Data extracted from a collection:
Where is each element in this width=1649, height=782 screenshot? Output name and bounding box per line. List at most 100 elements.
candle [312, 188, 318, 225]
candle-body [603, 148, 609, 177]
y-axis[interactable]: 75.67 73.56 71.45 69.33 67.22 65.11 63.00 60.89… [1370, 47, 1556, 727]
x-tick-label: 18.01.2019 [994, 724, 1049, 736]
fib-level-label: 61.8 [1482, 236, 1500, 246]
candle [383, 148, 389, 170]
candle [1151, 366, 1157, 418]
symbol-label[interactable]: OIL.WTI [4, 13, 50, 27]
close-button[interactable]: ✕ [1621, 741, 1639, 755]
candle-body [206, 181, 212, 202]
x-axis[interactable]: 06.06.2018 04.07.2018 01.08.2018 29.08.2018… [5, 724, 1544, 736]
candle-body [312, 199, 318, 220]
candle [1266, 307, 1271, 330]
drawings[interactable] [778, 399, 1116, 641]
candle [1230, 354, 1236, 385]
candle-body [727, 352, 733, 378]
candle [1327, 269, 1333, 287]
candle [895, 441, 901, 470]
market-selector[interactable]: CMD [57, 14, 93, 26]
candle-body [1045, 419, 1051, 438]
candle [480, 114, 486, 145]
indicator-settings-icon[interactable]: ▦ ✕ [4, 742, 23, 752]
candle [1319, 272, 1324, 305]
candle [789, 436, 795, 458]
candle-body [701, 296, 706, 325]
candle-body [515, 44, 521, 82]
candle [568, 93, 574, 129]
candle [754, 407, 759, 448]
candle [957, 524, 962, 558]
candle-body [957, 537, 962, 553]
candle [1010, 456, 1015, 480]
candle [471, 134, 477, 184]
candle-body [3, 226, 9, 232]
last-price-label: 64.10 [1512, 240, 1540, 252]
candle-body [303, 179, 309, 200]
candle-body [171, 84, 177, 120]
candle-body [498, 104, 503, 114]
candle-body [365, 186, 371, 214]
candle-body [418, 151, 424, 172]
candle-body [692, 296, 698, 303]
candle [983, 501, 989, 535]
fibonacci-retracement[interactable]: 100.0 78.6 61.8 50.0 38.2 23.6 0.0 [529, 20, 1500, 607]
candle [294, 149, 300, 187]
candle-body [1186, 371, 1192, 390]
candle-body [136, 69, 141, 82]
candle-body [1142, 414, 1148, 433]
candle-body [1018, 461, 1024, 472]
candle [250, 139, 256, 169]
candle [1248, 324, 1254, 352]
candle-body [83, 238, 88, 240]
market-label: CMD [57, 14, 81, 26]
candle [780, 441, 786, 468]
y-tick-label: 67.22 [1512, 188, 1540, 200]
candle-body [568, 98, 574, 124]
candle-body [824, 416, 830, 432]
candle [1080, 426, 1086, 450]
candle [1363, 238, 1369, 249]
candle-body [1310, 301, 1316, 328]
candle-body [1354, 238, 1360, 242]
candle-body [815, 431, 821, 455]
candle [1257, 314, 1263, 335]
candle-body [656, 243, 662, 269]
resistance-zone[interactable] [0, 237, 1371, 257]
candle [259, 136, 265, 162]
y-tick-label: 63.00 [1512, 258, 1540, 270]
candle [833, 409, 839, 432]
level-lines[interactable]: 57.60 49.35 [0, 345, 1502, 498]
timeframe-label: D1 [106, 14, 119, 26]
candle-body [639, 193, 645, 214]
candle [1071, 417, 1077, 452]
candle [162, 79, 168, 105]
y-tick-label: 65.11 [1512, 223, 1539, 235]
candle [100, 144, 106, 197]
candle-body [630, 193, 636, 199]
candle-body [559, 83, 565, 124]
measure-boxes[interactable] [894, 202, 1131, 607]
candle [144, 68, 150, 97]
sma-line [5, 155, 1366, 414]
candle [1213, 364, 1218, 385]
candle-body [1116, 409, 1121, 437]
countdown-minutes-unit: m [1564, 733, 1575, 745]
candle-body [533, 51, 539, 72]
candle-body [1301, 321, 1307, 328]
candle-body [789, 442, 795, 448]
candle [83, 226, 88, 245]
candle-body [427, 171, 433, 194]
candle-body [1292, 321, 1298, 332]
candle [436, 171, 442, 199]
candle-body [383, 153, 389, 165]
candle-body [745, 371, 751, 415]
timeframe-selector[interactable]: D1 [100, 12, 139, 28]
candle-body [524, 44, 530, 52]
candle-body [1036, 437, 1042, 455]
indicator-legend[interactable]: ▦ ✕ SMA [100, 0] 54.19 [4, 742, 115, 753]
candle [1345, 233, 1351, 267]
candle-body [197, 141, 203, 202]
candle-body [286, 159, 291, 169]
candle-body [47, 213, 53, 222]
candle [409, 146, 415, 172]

> **Task statement**: Reproduce the listing above in full, swapping "y-tick-label" for "price-tick-label" wherever it occurs and leaving everything else unchanged.

> **Finished exercise**:
Where is each element in this width=1649, height=782 screenshot? Output name and bounding box per line. List at most 100 elements.
candle [312, 188, 318, 225]
candle-body [603, 148, 609, 177]
y-axis[interactable]: 75.67 73.56 71.45 69.33 67.22 65.11 63.00 60.89… [1370, 47, 1556, 727]
x-tick-label: 18.01.2019 [994, 724, 1049, 736]
fib-level-label: 61.8 [1482, 236, 1500, 246]
candle [383, 148, 389, 170]
candle [1151, 366, 1157, 418]
symbol-label[interactable]: OIL.WTI [4, 13, 50, 27]
close-button[interactable]: ✕ [1621, 741, 1639, 755]
candle-body [206, 181, 212, 202]
x-axis[interactable]: 06.06.2018 04.07.2018 01.08.2018 29.08.2018… [5, 724, 1544, 736]
candle-body [312, 199, 318, 220]
candle [1266, 307, 1271, 330]
drawings[interactable] [778, 399, 1116, 641]
candle [1230, 354, 1236, 385]
candle-body [727, 352, 733, 378]
candle [1327, 269, 1333, 287]
candle [895, 441, 901, 470]
market-selector[interactable]: CMD [57, 14, 93, 26]
candle-body [1045, 419, 1051, 438]
candle [480, 114, 486, 145]
indicator-settings-icon[interactable]: ▦ ✕ [4, 742, 23, 752]
candle [1319, 272, 1324, 305]
candle [789, 436, 795, 458]
candle-body [701, 296, 706, 325]
candle-body [515, 44, 521, 82]
candle [568, 93, 574, 129]
candle [754, 407, 759, 448]
candle [957, 524, 962, 558]
candle-body [957, 537, 962, 553]
candle [1010, 456, 1015, 480]
candle [471, 134, 477, 184]
candle-body [3, 226, 9, 232]
last-price-label: 64.10 [1512, 240, 1540, 252]
candle-body [303, 179, 309, 200]
candle-body [171, 84, 177, 120]
candle-body [498, 104, 503, 114]
candle-body [365, 186, 371, 214]
candle-body [418, 151, 424, 172]
candle-body [692, 296, 698, 303]
candle [983, 501, 989, 535]
fibonacci-retracement[interactable]: 100.0 78.6 61.8 50.0 38.2 23.6 0.0 [529, 20, 1500, 607]
candle [294, 149, 300, 187]
candle-body [1186, 371, 1192, 390]
candle-body [136, 69, 141, 82]
candle-body [1142, 414, 1148, 433]
candle-body [1018, 461, 1024, 472]
candle [250, 139, 256, 169]
candle [1248, 324, 1254, 352]
candle-body [83, 238, 88, 240]
market-label: CMD [57, 14, 81, 26]
candle [780, 441, 786, 468]
price-tick-label: 67.22 [1512, 188, 1540, 200]
candle-body [568, 98, 574, 124]
candle-body [824, 416, 830, 432]
candle [1080, 426, 1086, 450]
candle [1363, 238, 1369, 249]
candle-body [1310, 301, 1316, 328]
candle-body [1354, 238, 1360, 242]
candle-body [815, 431, 821, 455]
candle [1257, 314, 1263, 335]
candle-body [656, 243, 662, 269]
resistance-zone[interactable] [0, 237, 1371, 257]
candle [259, 136, 265, 162]
price-tick-label: 63.00 [1512, 258, 1540, 270]
candle [833, 409, 839, 432]
level-lines[interactable]: 57.60 49.35 [0, 345, 1502, 498]
timeframe-label: D1 [106, 14, 119, 26]
candle-body [639, 193, 645, 214]
candle [1071, 417, 1077, 452]
candle [162, 79, 168, 105]
price-tick-label: 65.11 [1512, 223, 1539, 235]
candle [100, 144, 106, 197]
candle-body [630, 193, 636, 199]
candle-body [559, 83, 565, 124]
measure-boxes[interactable] [894, 202, 1131, 607]
candle [144, 68, 150, 97]
sma-line [5, 155, 1366, 414]
candle [1213, 364, 1218, 385]
candle-body [1116, 409, 1121, 437]
countdown-minutes-unit: m [1564, 733, 1575, 745]
candle-body [533, 51, 539, 72]
candle-body [1301, 321, 1307, 328]
candle-body [789, 442, 795, 448]
candle [83, 226, 88, 245]
candle-body [427, 171, 433, 194]
candle-body [1292, 321, 1298, 332]
candle [436, 171, 442, 199]
candle-body [383, 153, 389, 165]
candle-body [745, 371, 751, 415]
timeframe-selector[interactable]: D1 [100, 12, 139, 28]
candle-body [524, 44, 530, 52]
candle-body [1036, 437, 1042, 455]
indicator-legend[interactable]: ▦ ✕ SMA [100, 0] 54.19 [4, 742, 115, 753]
candle [1345, 233, 1351, 267]
candle-body [197, 141, 203, 202]
candle-body [286, 159, 291, 169]
candle-body [47, 213, 53, 222]
candle [409, 146, 415, 172]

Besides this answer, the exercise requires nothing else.